◆ **PROMPT**
Copy out all the lines in the records that include the word "工业和信息化局".
┌──
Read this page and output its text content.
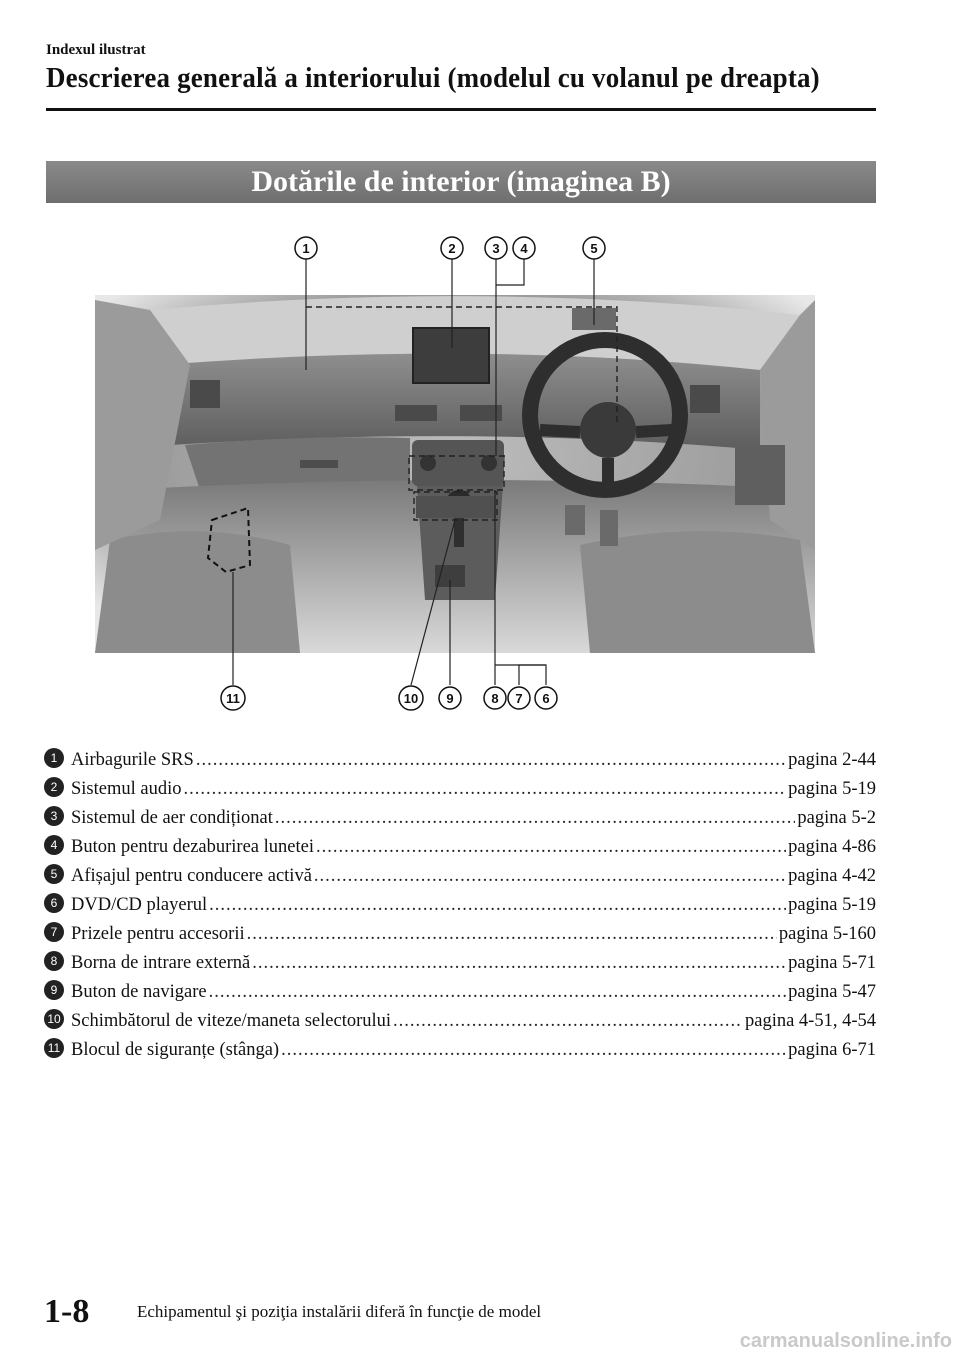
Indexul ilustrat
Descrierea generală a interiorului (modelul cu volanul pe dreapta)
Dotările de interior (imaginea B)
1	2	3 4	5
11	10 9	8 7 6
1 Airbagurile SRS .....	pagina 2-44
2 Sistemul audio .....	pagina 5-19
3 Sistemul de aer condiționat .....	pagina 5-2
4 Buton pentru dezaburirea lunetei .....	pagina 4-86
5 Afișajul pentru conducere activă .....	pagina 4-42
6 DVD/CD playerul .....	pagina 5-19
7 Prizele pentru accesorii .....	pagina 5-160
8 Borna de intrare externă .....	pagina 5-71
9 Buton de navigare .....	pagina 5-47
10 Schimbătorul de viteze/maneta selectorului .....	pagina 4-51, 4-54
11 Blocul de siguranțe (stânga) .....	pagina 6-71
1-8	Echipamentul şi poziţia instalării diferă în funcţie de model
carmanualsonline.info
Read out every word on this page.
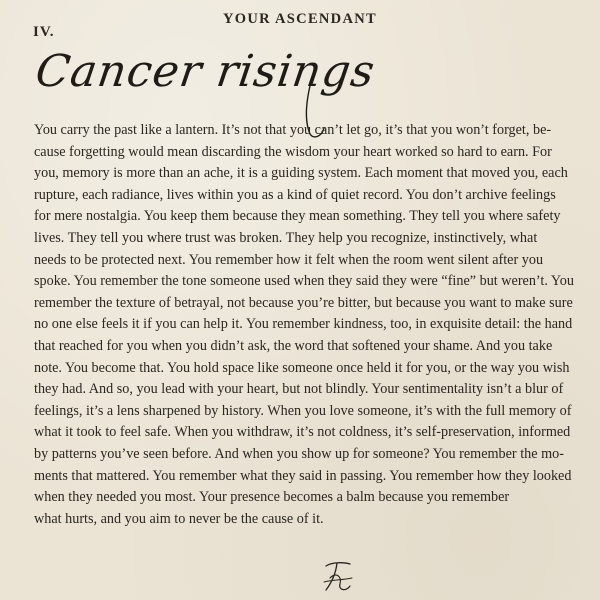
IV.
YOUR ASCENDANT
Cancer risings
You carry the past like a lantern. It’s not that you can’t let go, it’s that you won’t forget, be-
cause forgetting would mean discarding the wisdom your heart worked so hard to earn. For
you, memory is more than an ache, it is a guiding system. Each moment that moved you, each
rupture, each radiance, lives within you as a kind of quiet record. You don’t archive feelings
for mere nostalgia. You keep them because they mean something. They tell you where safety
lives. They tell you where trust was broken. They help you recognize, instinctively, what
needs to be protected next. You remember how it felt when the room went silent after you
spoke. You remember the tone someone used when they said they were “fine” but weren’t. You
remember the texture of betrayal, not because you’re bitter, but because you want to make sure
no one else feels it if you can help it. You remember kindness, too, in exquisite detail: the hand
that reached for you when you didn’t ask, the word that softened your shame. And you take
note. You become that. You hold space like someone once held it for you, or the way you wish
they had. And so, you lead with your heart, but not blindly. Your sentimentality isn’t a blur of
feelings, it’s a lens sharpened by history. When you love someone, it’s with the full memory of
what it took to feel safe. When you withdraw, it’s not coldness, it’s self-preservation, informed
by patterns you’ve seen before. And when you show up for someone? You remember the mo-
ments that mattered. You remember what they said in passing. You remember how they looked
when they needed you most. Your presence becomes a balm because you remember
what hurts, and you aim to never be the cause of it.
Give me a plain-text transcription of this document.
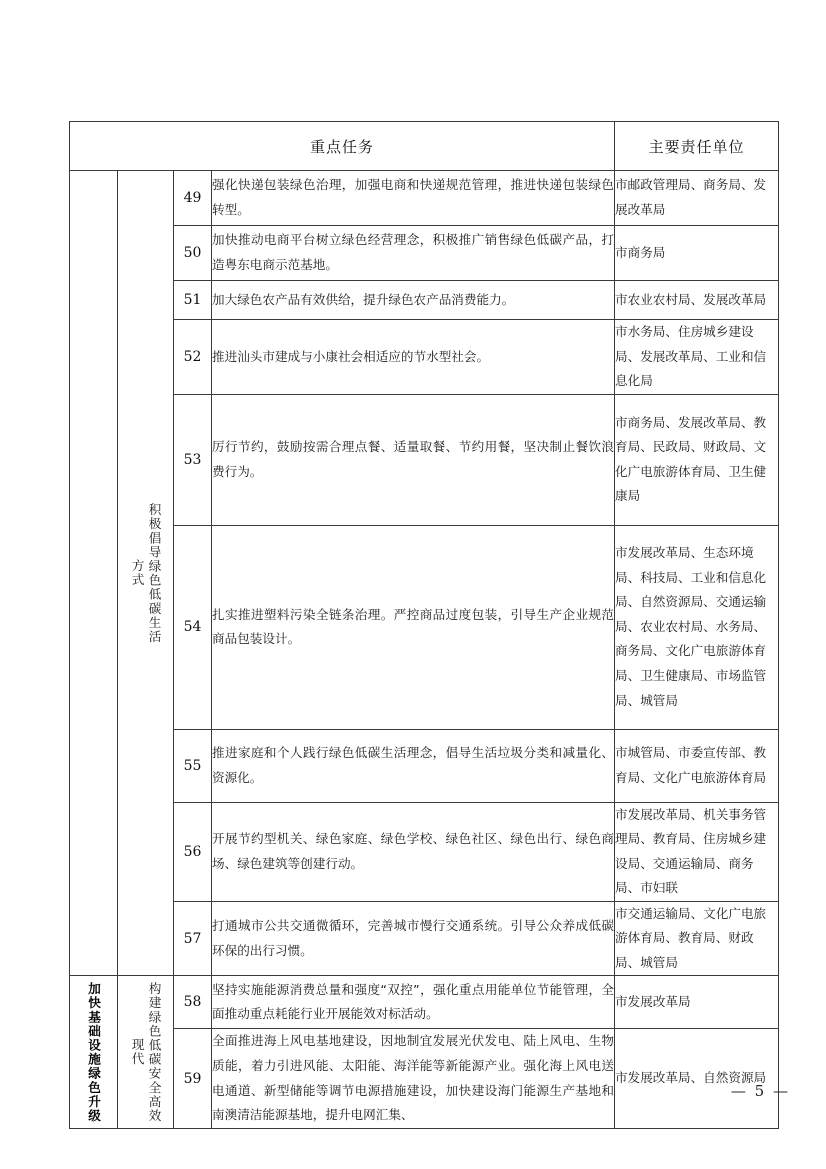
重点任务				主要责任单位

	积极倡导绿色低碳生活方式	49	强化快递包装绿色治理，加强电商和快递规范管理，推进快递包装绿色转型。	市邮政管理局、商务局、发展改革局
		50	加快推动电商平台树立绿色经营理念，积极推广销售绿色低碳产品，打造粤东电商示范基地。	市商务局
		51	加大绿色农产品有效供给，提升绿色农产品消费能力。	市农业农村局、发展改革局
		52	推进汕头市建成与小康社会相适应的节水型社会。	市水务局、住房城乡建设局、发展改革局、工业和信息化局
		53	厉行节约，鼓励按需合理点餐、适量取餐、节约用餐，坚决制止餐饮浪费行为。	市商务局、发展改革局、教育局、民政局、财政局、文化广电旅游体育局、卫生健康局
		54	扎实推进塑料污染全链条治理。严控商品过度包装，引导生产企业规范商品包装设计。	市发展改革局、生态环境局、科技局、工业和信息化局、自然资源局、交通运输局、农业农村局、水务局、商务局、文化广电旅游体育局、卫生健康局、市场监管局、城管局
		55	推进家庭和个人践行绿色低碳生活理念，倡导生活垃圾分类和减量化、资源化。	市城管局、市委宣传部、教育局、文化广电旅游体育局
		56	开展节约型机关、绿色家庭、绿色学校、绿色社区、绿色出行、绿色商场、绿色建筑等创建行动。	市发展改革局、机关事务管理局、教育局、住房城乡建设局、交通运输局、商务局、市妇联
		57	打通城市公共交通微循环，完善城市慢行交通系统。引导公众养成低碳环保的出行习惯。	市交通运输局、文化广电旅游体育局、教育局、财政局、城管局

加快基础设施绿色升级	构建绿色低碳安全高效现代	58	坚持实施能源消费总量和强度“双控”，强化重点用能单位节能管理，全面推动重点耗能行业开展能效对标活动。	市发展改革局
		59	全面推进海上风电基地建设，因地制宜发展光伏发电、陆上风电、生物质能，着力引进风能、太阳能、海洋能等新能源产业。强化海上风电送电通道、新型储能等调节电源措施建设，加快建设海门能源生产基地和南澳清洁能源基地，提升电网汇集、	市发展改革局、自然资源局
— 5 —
└──
◆ **EXERCISE SOLUTION**
		52	推进汕头市建成与小康社会相适应的节水型社会。	市水务局、住房城乡建设局、发展改革局、工业和信息化局
		54	扎实推进塑料污染全链条治理。严控商品过度包装，引导生产企业规范商品包装设计。	市发展改革局、生态环境局、科技局、工业和信息化局、自然资源局、交通运输局、农业农村局、水务局、商务局、文化广电旅游体育局、卫生健康局、市场监管局、城管局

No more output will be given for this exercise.